[Items listed in a dataset]
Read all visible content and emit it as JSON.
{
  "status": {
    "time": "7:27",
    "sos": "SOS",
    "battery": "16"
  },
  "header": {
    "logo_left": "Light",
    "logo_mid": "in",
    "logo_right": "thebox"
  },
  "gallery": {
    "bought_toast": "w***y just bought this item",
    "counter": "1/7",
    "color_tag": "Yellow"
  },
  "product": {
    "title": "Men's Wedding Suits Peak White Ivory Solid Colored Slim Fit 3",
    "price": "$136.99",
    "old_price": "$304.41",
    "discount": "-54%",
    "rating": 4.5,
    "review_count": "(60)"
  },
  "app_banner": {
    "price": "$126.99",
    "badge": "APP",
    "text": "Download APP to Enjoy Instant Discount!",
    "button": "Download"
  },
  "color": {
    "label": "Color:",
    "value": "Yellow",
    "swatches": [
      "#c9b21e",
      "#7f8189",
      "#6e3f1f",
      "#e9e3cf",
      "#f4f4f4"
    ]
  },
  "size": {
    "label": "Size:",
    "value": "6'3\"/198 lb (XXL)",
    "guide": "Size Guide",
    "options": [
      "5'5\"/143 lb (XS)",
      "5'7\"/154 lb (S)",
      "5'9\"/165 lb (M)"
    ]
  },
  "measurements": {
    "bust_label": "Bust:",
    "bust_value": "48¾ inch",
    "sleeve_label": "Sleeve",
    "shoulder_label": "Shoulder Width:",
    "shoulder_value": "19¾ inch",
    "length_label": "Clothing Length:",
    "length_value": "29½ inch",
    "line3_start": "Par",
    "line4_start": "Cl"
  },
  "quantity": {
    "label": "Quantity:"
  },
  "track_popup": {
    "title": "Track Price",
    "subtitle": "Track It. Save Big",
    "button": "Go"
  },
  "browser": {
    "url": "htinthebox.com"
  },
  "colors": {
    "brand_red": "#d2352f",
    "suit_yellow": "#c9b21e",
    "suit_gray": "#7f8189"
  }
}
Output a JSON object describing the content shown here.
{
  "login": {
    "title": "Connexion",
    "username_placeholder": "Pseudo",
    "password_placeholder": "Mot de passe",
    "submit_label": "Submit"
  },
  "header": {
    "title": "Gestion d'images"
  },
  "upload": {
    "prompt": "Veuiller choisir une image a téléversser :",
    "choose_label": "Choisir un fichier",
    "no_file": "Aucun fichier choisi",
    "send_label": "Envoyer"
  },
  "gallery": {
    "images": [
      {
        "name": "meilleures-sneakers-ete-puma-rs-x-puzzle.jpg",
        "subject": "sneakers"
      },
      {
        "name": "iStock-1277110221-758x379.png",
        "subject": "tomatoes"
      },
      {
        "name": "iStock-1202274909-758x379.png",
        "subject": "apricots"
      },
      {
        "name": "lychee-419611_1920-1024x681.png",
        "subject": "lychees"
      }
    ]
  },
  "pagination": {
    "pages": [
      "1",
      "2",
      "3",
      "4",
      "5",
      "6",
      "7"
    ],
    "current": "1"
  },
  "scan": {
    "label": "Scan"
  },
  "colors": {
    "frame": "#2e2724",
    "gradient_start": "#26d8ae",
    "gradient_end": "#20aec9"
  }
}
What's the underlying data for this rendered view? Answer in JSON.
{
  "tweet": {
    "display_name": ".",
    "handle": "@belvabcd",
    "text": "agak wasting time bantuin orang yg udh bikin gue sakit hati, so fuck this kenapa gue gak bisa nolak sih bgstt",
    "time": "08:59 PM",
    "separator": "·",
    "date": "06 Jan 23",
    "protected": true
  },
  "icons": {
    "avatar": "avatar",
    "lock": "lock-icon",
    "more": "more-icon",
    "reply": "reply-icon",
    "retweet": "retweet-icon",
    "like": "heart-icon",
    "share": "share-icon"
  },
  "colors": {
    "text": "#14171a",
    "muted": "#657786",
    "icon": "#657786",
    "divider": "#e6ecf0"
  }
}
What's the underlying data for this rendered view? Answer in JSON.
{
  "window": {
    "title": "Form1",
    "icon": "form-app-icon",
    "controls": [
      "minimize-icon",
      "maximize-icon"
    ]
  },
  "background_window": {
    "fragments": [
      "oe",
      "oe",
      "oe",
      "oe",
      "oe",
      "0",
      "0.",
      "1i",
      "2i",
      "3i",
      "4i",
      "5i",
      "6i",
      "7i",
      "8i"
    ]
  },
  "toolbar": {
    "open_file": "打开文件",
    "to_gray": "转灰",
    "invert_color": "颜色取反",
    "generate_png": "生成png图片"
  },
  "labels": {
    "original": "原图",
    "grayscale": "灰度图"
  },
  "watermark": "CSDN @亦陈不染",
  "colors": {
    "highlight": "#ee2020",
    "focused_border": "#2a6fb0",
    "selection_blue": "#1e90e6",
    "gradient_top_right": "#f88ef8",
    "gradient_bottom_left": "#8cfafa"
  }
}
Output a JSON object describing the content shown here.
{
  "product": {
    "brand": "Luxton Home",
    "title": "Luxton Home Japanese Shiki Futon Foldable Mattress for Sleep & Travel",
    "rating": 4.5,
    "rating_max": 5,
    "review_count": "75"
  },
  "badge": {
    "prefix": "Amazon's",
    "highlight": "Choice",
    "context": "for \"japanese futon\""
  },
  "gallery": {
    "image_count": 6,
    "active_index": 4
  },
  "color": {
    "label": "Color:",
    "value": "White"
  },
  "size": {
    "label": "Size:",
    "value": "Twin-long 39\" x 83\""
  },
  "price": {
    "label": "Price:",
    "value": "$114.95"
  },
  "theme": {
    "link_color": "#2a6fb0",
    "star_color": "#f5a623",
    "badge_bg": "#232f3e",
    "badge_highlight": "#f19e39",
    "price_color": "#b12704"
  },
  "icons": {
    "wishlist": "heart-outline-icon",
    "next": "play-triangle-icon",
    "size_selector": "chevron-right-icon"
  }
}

▶ [WHAT THE TASK REQUIRES] Set every line of the listing down word for word.

▶ [SOLUTION FOR THIS PROBLEM]
Read all visible content and emit it as JSON.
{
  "status": {
    "time": "7:27",
    "sos": "SOS",
    "battery": "16"
  },
  "header": {
    "logo_left": "Light",
    "logo_mid": "in",
    "logo_right": "thebox"
  },
  "gallery": {
    "bought_toast": "w***y just bought this item",
    "counter": "1/7",
    "color_tag": "Yellow"
  },
  "product": {
    "title": "Men's Wedding Suits Peak White Ivory Solid Colored Slim Fit 3",
    "price": "$136.99",
    "old_price": "$304.41",
    "discount": "-54%",
    "rating": 4.5,
    "review_count": "(60)"
  },
  "app_banner": {
    "price": "$126.99",
    "badge": "APP",
    "text": "Download APP to Enjoy Instant Discount!",
    "button": "Download"
  },
  "color": {
    "label": "Color:",
    "value": "Yellow",
    "swatches": [
      "#c9b21e",
      "#7f8189",
      "#6e3f1f",
      "#e9e3cf",
      "#f4f4f4"
    ]
  },
  "size": {
    "label": "Size:",
    "value": "6'3\"/198 lb (XXL)",
    "guide": "Size Guide",
    "options": [
      "5'5\"/143 lb (XS)",
      "5'7\"/154 lb (S)",
      "5'9\"/165 lb (M)"
    ]
  },
  "measurements": {
    "bust_label": "Bust:",
    "bust_value": "48¾ inch",
    "sleeve_label": "Sleeve",
    "shoulder_label": "Shoulder Width:",
    "shoulder_value": "19¾ inch",
    "length_label": "Clothing Length:",
    "length_value": "29½ inch",
    "line3_start": "Par",
    "line4_start": "Cl"
  },
  "quantity": {
    "label": "Quantity:"
  },
  "track_popup": {
    "title": "Track Price",
    "subtitle": "Track It. Save Big",
    "button": "Go"
  },
  "browser": {
    "url": "htinthebox.com"
  },
  "colors": {
    "brand_red": "#d2352f",
    "suit_yellow": "#c9b21e",
    "suit_gray": "#7f8189"
  }
}
Output a JSON object describing the content shown here.
{
  "login": {
    "title": "Connexion",
    "username_placeholder": "Pseudo",
    "password_placeholder": "Mot de passe",
    "submit_label": "Submit"
  },
  "header": {
    "title": "Gestion d'images"
  },
  "upload": {
    "prompt": "Veuiller choisir une image a téléversser :",
    "choose_label": "Choisir un fichier",
    "no_file": "Aucun fichier choisi",
    "send_label": "Envoyer"
  },
  "gallery": {
    "images": [
      {
        "name": "meilleures-sneakers-ete-puma-rs-x-puzzle.jpg",
        "subject": "sneakers"
      },
      {
        "name": "iStock-1277110221-758x379.png",
        "subject": "tomatoes"
      },
      {
        "name": "iStock-1202274909-758x379.png",
        "subject": "apricots"
      },
      {
        "name": "lychee-419611_1920-1024x681.png",
        "subject": "lychees"
      }
    ]
  },
  "pagination": {
    "pages": [
      "1",
      "2",
      "3",
      "4",
      "5",
      "6",
      "7"
    ],
    "current": "1"
  },
  "scan": {
    "label": "Scan"
  },
  "colors": {
    "frame": "#2e2724",
    "gradient_start": "#26d8ae",
    "gradient_end": "#20aec9"
  }
}
What's the underlying data for this rendered view? Answer in JSON.
{
  "tweet": {
    "display_name": ".",
    "handle": "@belvabcd",
    "text": "agak wasting time bantuin orang yg udh bikin gue sakit hati, so fuck this kenapa gue gak bisa nolak sih bgstt",
    "time": "08:59 PM",
    "separator": "·",
    "date": "06 Jan 23",
    "protected": true
  },
  "icons": {
    "avatar": "avatar",
    "lock": "lock-icon",
    "more": "more-icon",
    "reply": "reply-icon",
    "retweet": "retweet-icon",
    "like": "heart-icon",
    "share": "share-icon"
  },
  "colors": {
    "text": "#14171a",
    "muted": "#657786",
    "icon": "#657786",
    "divider": "#e6ecf0"
  }
}
What's the underlying data for this rendered view? Answer in JSON.
{
  "window": {
    "title": "Form1",
    "icon": "form-app-icon",
    "controls": [
      "minimize-icon",
      "maximize-icon"
    ]
  },
  "background_window": {
    "fragments": [
      "oe",
      "oe",
      "oe",
      "oe",
      "oe",
      "0",
      "0.",
      "1i",
      "2i",
      "3i",
      "4i",
      "5i",
      "6i",
      "7i",
      "8i"
    ]
  },
  "toolbar": {
    "open_file": "打开文件",
    "to_gray": "转灰",
    "invert_color": "颜色取反",
    "generate_png": "生成png图片"
  },
  "labels": {
    "original": "原图",
    "grayscale": "灰度图"
  },
  "watermark": "CSDN @亦陈不染",
  "colors": {
    "highlight": "#ee2020",
    "focused_border": "#2a6fb0",
    "selection_blue": "#1e90e6",
    "gradient_top_right": "#f88ef8",
    "gradient_bottom_left": "#8cfafa"
  }
}
Output a JSON object describing the content shown here.
{
  "product": {
    "brand": "Luxton Home",
    "title": "Luxton Home Japanese Shiki Futon Foldable Mattress for Sleep & Travel",
    "rating": 4.5,
    "rating_max": 5,
    "review_count": "75"
  },
  "badge": {
    "prefix": "Amazon's",
    "highlight": "Choice",
    "context": "for \"japanese futon\""
  },
  "gallery": {
    "image_count": 6,
    "active_index": 4
  },
  "color": {
    "label": "Color:",
    "value": "White"
  },
  "size": {
    "label": "Size:",
    "value": "Twin-long 39\" x 83\""
  },
  "price": {
    "label": "Price:",
    "value": "$114.95"
  },
  "theme": {
    "link_color": "#2a6fb0",
    "star_color": "#f5a623",
    "badge_bg": "#232f3e",
    "badge_highlight": "#f19e39",
    "price_color": "#b12704"
  },
  "icons": {
    "wishlist": "heart-outline-icon",
    "next": "play-triangle-icon",
    "size_selector": "chevron-right-icon"
  }
}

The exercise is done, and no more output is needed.